*BRIEF*: Look through the listing below and give the number of lines that hold "JSON". Say nothing more.
--------------------------------
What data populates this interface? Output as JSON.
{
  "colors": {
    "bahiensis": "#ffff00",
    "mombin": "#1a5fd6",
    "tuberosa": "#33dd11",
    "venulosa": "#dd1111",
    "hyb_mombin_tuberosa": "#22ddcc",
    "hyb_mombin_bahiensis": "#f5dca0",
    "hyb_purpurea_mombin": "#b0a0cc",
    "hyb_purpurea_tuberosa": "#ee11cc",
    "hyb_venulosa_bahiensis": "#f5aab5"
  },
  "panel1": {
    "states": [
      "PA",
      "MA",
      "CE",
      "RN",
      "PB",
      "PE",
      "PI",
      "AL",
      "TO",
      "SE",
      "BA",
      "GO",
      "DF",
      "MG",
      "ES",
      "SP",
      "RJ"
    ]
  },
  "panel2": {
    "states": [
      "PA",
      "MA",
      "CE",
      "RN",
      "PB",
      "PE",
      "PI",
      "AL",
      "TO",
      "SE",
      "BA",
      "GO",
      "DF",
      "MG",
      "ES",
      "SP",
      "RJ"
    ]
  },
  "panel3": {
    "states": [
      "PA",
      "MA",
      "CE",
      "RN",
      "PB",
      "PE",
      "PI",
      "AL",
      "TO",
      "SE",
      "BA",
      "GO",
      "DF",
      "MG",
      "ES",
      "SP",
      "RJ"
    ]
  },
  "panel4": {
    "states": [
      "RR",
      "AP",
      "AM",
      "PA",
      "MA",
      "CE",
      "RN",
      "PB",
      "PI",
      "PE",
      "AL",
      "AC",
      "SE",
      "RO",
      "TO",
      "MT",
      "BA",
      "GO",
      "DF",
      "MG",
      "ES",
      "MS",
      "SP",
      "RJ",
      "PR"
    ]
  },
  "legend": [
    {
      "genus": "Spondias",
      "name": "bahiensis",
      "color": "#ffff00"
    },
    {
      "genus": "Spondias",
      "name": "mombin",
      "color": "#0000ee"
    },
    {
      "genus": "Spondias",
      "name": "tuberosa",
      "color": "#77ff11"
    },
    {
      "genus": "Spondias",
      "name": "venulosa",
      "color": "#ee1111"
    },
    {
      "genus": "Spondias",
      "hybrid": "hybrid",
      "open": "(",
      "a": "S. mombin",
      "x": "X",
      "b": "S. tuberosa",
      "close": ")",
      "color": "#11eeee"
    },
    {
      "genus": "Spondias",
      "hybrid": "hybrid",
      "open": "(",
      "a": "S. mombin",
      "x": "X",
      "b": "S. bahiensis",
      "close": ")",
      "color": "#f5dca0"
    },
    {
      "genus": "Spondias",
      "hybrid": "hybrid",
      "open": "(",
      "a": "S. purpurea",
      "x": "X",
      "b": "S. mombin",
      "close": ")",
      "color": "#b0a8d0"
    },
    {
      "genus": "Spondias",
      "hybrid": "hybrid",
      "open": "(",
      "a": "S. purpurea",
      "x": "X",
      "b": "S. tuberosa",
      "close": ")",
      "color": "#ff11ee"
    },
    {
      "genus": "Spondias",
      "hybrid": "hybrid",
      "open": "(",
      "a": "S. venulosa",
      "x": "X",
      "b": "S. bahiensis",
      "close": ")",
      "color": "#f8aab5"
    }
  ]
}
--------------------------------
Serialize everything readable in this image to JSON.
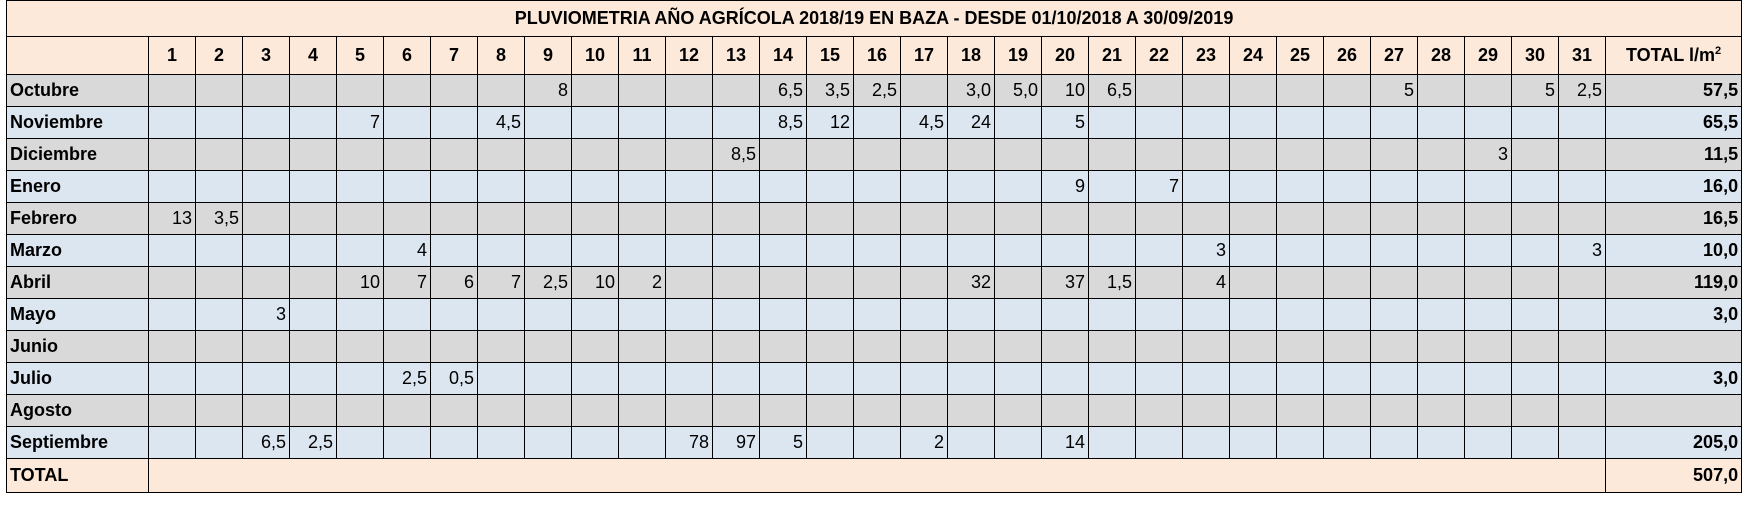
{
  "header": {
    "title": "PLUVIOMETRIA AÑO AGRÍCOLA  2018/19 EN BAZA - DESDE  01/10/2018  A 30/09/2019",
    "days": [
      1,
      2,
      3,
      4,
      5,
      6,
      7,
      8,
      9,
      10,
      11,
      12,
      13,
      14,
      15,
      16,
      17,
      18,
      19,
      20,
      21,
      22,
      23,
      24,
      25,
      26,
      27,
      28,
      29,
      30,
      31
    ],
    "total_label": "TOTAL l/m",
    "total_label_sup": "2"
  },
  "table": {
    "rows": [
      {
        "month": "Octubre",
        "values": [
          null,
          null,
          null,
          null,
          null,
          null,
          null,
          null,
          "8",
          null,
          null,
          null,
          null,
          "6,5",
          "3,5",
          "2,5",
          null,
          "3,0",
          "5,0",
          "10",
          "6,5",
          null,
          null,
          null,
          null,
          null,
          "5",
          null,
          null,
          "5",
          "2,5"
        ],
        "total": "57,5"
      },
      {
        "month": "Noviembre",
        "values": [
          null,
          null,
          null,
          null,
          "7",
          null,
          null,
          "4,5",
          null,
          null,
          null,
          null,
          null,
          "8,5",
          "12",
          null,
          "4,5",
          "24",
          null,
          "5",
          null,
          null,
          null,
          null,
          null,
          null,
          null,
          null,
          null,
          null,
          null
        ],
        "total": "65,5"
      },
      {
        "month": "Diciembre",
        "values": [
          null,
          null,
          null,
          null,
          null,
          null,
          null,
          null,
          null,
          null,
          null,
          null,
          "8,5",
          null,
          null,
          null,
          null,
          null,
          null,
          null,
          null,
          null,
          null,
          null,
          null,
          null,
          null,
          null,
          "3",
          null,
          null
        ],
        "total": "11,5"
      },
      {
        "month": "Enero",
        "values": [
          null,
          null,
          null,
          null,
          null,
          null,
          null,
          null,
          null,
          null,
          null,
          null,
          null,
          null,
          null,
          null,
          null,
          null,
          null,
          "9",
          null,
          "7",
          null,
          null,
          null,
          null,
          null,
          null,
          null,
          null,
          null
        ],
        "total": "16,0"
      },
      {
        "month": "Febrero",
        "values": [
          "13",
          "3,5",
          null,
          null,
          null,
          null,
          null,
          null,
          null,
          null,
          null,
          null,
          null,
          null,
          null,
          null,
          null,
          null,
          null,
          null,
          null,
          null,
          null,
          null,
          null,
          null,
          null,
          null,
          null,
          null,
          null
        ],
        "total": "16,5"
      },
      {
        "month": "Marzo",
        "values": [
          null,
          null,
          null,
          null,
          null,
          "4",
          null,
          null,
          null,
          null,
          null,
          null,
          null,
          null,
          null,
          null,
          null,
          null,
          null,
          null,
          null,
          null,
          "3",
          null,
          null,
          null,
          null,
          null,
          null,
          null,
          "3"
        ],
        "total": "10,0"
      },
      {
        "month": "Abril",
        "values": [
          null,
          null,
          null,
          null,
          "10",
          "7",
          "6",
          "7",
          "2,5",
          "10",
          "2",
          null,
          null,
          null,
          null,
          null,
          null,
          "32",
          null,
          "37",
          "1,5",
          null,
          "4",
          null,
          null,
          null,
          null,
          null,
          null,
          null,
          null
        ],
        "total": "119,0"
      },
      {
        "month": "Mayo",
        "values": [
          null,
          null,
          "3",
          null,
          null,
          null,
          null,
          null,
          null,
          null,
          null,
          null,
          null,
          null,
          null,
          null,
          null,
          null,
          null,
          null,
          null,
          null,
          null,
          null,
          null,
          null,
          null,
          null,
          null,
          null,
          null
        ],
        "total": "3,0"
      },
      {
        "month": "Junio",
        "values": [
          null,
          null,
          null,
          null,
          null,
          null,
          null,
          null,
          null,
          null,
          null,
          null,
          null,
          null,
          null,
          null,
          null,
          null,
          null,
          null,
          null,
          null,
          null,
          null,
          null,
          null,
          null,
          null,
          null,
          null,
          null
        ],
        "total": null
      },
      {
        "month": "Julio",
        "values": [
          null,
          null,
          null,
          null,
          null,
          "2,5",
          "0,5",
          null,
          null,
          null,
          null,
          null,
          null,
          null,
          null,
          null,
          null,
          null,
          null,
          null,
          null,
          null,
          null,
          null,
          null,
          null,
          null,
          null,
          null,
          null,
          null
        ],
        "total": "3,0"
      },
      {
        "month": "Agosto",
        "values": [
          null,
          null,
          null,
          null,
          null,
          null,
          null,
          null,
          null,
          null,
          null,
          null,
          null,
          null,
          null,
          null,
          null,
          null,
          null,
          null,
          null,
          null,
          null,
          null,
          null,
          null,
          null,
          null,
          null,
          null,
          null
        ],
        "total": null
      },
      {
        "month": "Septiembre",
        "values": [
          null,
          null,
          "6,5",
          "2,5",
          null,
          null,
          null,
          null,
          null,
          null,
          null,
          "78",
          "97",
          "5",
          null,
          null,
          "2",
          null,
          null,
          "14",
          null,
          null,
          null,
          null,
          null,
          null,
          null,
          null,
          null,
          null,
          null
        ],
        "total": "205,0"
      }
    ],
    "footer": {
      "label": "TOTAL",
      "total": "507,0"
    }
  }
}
--------------------------------
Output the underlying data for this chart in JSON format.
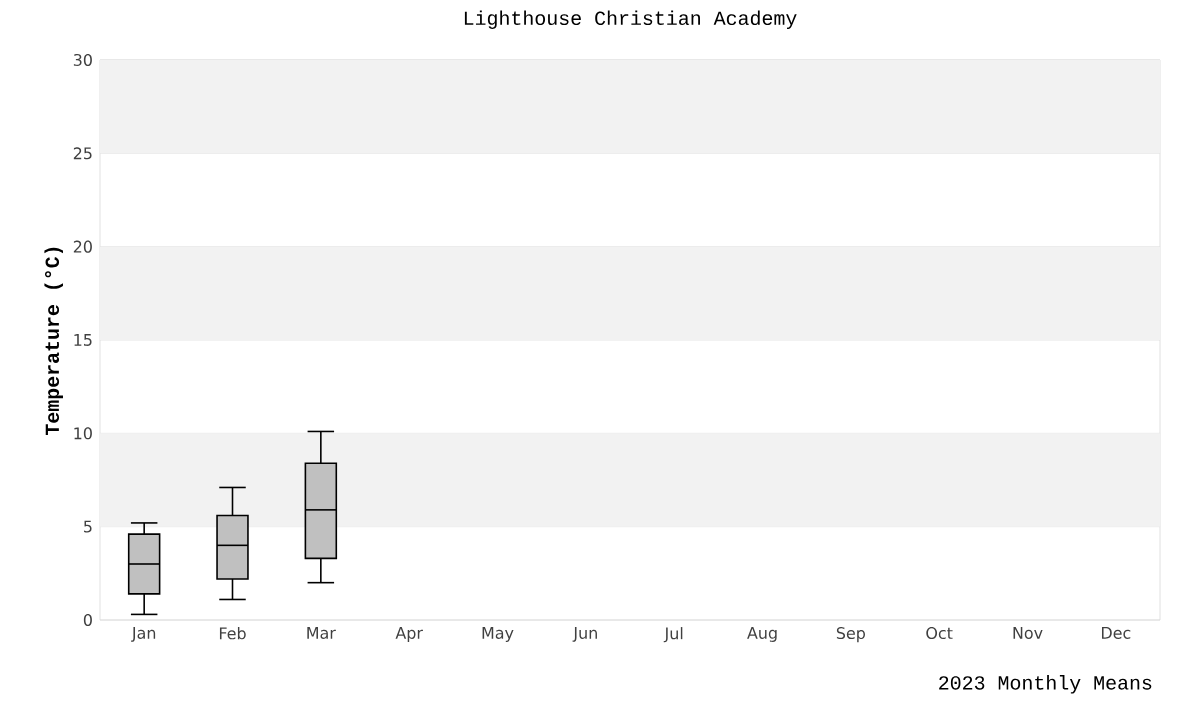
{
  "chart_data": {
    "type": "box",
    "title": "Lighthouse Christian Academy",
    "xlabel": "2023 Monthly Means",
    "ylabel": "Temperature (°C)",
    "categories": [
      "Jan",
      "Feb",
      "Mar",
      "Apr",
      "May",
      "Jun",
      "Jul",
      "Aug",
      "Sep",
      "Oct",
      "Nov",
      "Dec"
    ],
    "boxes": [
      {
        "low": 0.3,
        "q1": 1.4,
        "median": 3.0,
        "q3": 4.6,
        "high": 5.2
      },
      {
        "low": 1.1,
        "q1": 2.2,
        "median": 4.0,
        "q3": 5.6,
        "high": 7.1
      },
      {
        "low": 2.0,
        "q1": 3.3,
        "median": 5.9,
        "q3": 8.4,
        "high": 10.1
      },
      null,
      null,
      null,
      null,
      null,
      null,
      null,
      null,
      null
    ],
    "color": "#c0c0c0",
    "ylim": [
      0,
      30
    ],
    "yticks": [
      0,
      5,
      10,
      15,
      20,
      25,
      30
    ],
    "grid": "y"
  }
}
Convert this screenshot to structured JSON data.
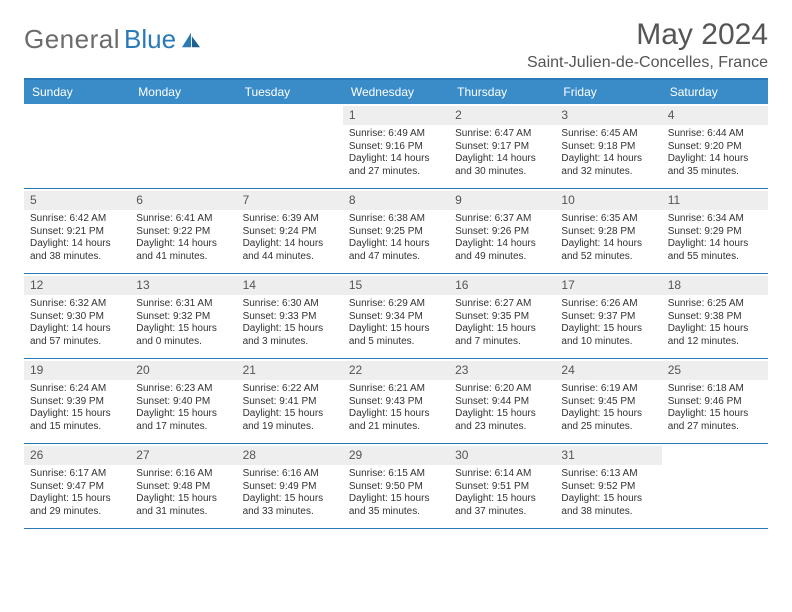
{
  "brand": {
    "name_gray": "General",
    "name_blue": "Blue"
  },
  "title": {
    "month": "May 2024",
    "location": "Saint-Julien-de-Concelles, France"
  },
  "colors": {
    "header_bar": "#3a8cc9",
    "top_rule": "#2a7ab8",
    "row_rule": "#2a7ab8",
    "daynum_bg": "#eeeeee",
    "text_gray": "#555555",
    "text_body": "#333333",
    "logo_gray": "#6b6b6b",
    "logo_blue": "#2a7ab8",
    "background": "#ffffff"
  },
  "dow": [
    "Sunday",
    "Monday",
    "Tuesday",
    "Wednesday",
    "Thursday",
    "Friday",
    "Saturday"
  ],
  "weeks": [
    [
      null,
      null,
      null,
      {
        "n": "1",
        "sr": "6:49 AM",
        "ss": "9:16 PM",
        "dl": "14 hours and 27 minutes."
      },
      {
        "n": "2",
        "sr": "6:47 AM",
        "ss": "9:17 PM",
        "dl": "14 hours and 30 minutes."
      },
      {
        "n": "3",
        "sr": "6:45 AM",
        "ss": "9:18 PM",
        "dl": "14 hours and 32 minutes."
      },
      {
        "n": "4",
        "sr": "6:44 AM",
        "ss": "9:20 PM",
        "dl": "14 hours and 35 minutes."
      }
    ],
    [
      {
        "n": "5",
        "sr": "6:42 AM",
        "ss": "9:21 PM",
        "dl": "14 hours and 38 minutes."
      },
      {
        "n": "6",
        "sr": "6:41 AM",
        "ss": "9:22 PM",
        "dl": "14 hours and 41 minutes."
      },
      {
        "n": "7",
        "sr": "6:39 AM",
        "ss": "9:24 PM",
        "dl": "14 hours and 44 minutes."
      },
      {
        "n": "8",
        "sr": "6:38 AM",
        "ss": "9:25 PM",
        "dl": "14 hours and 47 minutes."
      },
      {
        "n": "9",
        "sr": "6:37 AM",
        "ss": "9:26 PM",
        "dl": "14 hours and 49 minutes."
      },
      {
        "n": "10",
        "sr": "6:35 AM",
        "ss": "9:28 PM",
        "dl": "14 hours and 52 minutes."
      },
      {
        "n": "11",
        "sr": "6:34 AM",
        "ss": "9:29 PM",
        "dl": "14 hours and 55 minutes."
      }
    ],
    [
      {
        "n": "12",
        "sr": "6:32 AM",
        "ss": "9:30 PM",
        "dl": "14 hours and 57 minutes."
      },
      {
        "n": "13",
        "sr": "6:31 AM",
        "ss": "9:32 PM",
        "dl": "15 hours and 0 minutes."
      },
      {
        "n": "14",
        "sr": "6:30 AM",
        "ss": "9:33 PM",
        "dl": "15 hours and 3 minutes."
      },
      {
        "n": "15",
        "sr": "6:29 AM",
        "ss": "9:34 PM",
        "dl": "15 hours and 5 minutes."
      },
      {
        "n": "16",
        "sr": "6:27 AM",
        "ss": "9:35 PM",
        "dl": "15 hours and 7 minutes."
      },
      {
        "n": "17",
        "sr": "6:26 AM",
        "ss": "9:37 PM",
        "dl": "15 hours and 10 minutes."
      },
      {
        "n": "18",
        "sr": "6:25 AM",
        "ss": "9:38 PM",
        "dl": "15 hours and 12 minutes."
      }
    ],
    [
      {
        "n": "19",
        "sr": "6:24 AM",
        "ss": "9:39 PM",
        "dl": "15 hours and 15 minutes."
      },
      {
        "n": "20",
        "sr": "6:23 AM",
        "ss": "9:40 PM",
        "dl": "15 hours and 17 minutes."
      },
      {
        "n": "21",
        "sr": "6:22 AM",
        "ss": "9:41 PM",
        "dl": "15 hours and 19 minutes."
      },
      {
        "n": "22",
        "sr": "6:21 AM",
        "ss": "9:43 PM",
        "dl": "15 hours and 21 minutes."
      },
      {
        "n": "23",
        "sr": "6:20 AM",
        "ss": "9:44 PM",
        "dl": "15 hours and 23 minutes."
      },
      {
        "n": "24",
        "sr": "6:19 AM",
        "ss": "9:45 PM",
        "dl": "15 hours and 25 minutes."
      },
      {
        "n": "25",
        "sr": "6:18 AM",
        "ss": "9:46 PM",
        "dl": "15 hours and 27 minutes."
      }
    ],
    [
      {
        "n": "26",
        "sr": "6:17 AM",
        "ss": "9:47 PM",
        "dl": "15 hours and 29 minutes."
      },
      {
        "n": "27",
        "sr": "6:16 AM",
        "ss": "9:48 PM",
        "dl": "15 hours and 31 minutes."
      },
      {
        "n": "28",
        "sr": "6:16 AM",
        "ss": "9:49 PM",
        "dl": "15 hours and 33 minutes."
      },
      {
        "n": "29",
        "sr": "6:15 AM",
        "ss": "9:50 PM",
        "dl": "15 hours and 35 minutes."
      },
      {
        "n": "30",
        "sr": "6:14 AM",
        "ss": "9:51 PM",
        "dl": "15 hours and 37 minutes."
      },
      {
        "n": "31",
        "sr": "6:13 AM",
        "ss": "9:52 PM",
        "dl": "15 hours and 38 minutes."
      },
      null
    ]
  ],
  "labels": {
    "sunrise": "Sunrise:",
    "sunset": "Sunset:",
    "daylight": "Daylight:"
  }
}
--------------------------------
*COMPLETE ANSWER*: 4